Task objective: From the listing that follows, extract every line and set it down unaltered.

Input material:

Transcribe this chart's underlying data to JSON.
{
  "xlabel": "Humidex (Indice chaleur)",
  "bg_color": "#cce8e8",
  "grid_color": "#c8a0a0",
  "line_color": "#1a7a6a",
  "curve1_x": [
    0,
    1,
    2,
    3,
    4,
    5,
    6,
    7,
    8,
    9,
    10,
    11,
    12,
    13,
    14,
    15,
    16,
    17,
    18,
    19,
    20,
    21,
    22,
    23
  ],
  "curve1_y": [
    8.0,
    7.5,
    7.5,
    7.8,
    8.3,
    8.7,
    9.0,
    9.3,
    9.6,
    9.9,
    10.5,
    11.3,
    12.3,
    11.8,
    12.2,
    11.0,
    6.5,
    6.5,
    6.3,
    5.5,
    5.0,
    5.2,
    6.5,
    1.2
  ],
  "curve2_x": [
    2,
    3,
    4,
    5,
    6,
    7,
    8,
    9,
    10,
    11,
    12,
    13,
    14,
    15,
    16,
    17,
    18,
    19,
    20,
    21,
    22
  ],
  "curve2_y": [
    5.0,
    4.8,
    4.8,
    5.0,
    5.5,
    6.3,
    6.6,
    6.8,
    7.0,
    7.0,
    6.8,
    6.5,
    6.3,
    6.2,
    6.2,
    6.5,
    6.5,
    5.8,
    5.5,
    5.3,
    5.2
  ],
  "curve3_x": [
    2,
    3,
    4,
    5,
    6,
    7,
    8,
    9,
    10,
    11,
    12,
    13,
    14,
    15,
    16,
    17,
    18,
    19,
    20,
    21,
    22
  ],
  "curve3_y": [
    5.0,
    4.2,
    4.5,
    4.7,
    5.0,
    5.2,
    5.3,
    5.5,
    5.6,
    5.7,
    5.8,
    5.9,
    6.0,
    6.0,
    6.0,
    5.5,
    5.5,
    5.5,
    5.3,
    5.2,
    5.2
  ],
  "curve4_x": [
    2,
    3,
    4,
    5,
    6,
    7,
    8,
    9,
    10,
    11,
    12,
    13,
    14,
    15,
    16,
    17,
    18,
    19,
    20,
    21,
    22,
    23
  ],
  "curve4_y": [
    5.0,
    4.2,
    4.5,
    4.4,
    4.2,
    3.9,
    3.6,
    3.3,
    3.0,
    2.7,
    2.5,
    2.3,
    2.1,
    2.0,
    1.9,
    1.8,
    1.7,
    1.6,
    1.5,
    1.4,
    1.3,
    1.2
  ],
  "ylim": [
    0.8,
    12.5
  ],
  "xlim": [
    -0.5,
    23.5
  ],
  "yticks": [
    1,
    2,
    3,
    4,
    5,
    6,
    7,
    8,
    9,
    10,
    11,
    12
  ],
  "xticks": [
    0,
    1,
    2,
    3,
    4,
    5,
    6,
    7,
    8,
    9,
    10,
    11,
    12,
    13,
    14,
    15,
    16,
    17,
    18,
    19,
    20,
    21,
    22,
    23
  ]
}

Response to this exercise:
Transcribe this chart's underlying data to JSON.
{
  "xlabel": "Humidex (Indice chaleur)",
  "bg_color": "#cce8e8",
  "grid_color": "#c8a0a0",
  "line_color": "#1a7a6a",
  "curve1_x": [
    0,
    1,
    2,
    3,
    4,
    5,
    6,
    7,
    8,
    9,
    10,
    11,
    12,
    13,
    14,
    15,
    16,
    17,
    18,
    19,
    20,
    21,
    22,
    23
  ],
  "curve1_y": [
    8.0,
    7.5,
    7.5,
    7.8,
    8.3,
    8.7,
    9.0,
    9.3,
    9.6,
    9.9,
    10.5,
    11.3,
    12.3,
    11.8,
    12.2,
    11.0,
    6.5,
    6.5,
    6.3,
    5.5,
    5.0,
    5.2,
    6.5,
    1.2
  ],
  "curve2_x": [
    2,
    3,
    4,
    5,
    6,
    7,
    8,
    9,
    10,
    11,
    12,
    13,
    14,
    15,
    16,
    17,
    18,
    19,
    20,
    21,
    22
  ],
  "curve2_y": [
    5.0,
    4.8,
    4.8,
    5.0,
    5.5,
    6.3,
    6.6,
    6.8,
    7.0,
    7.0,
    6.8,
    6.5,
    6.3,
    6.2,
    6.2,
    6.5,
    6.5,
    5.8,
    5.5,
    5.3,
    5.2
  ],
  "curve3_x": [
    2,
    3,
    4,
    5,
    6,
    7,
    8,
    9,
    10,
    11,
    12,
    13,
    14,
    15,
    16,
    17,
    18,
    19,
    20,
    21,
    22
  ],
  "curve3_y": [
    5.0,
    4.2,
    4.5,
    4.7,
    5.0,
    5.2,
    5.3,
    5.5,
    5.6,
    5.7,
    5.8,
    5.9,
    6.0,
    6.0,
    6.0,
    5.5,
    5.5,
    5.5,
    5.3,
    5.2,
    5.2
  ],
  "curve4_x": [
    2,
    3,
    4,
    5,
    6,
    7,
    8,
    9,
    10,
    11,
    12,
    13,
    14,
    15,
    16,
    17,
    18,
    19,
    20,
    21,
    22,
    23
  ],
  "curve4_y": [
    5.0,
    4.2,
    4.5,
    4.4,
    4.2,
    3.9,
    3.6,
    3.3,
    3.0,
    2.7,
    2.5,
    2.3,
    2.1,
    2.0,
    1.9,
    1.8,
    1.7,
    1.6,
    1.5,
    1.4,
    1.3,
    1.2
  ],
  "ylim": [
    0.8,
    12.5
  ],
  "xlim": [
    -0.5,
    23.5
  ],
  "yticks": [
    1,
    2,
    3,
    4,
    5,
    6,
    7,
    8,
    9,
    10,
    11,
    12
  ],
  "xticks": [
    0,
    1,
    2,
    3,
    4,
    5,
    6,
    7,
    8,
    9,
    10,
    11,
    12,
    13,
    14,
    15,
    16,
    17,
    18,
    19,
    20,
    21,
    22,
    23
  ]
}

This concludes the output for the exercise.